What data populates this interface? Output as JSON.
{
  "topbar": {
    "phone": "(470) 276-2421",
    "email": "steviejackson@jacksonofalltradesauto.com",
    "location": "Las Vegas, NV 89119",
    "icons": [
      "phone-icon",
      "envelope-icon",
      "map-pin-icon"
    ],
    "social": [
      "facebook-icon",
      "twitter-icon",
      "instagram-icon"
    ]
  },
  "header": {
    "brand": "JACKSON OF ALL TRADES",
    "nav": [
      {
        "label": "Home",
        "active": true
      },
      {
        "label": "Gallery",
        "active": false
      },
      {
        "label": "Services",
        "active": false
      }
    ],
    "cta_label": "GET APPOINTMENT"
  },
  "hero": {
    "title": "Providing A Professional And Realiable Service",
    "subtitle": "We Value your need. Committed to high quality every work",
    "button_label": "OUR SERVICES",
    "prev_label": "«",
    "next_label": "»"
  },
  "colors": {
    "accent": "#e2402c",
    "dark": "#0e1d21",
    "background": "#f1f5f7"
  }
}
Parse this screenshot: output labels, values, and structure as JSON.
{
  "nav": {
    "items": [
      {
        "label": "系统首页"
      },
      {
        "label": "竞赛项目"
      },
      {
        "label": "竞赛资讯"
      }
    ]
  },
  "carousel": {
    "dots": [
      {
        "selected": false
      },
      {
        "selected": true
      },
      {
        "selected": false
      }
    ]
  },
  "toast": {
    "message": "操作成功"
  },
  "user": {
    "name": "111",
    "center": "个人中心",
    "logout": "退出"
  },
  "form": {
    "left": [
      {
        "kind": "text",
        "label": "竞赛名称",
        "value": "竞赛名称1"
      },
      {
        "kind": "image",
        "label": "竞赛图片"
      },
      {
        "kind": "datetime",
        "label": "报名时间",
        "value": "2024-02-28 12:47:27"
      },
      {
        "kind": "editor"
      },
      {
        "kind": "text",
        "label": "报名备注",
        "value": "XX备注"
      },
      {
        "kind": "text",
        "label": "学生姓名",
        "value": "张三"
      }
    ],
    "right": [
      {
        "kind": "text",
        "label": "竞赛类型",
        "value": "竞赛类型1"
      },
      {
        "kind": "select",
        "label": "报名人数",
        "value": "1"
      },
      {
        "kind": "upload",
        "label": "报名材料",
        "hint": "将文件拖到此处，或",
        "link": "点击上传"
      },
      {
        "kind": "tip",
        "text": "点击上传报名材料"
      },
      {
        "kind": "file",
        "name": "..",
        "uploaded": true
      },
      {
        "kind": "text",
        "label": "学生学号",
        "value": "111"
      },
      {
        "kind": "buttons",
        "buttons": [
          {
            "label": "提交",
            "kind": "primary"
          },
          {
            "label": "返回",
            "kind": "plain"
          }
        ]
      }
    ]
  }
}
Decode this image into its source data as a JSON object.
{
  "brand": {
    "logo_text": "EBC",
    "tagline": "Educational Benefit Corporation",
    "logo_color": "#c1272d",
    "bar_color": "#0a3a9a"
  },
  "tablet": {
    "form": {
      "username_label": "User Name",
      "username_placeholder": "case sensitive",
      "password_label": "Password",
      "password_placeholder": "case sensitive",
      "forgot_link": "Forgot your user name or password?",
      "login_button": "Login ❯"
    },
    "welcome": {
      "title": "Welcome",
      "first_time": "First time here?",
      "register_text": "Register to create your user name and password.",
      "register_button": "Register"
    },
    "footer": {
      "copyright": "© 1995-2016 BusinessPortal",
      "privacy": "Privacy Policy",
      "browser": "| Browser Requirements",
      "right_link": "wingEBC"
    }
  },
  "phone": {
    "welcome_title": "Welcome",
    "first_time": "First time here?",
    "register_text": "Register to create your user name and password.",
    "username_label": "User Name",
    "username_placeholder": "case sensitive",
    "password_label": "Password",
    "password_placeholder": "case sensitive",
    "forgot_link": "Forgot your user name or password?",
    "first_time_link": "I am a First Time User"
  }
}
* * * *
### Written exercise
Determine how many lines of the listing hold the word "sensitive" and reply with that figure alone.

### Correct result
4